→ **Vorliegender Auszug**:
□ □ □ □ □ □ □

Ziemlich temporär diese Berliner Kunsthalle

Ziemlich temporär – diese Berliner Kunsthalle

Von Thomas Vitzthum

Die Kunst belebt die Wüste des Berliner Schloßplatzes: In der Temporären Kunsthalle soll zeitgenössische Kunst aus Berlin gezeigt werden. Im Oktober geht’s mit der Videokünstlerin Candice Breitz los, doch in zwei Jahren ist der Zauber schon wieder vorüber. Denn ab 2010 wird das Stadtschloss aufgebaut.

□ □ □ □ □ □ □

→ **Aufgabenstellung**:
**1.** Nenne alle Zeitangaben, die im Fließtext des Artikels über die Berliner Kunsthalle vorkommen.
**2.** Schreibe aus dem Artikel über die Berliner Kunsthalle alles von „Von Thomas Vitzthum“ bis einschließlich „das Stadtschloss aufgebaut.“ wortgetreu ab.
Die Einträge werden zum Bearbeiten nicht gebraucht.

□ □ □ □ □ □ □

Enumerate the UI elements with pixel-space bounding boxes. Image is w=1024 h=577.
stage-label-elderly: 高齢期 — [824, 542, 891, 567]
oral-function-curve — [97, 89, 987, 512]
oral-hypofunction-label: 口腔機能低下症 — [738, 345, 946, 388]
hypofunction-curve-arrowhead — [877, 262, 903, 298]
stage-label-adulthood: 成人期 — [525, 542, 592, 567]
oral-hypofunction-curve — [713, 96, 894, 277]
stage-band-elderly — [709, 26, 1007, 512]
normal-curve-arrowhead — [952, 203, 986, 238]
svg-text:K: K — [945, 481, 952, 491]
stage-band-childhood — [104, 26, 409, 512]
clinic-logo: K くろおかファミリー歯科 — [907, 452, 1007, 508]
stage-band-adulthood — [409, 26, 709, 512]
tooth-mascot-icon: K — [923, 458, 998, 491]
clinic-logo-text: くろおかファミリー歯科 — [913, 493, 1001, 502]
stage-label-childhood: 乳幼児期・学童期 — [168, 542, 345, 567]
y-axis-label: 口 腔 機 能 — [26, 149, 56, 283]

□ □ □ □ □ □ □

→ **Die Lösungen**:
**1.** Im Oktober; in zwei Jahren; ab 2010

**2.**
Von Thomas Vitzthum

Die Kunst belebt die Wüste des Berliner Schloßplatzes: In der Temporären Kunsthalle soll zeitgenössische Kunst aus Berlin gezeigt werden. Im Oktober geht’s mit der Videokünstlerin Candice Breitz los, doch in zwei Jahren ist der Zauber schon wieder vorüber. Denn ab 2010 wird das Stadtschloss aufgebaut.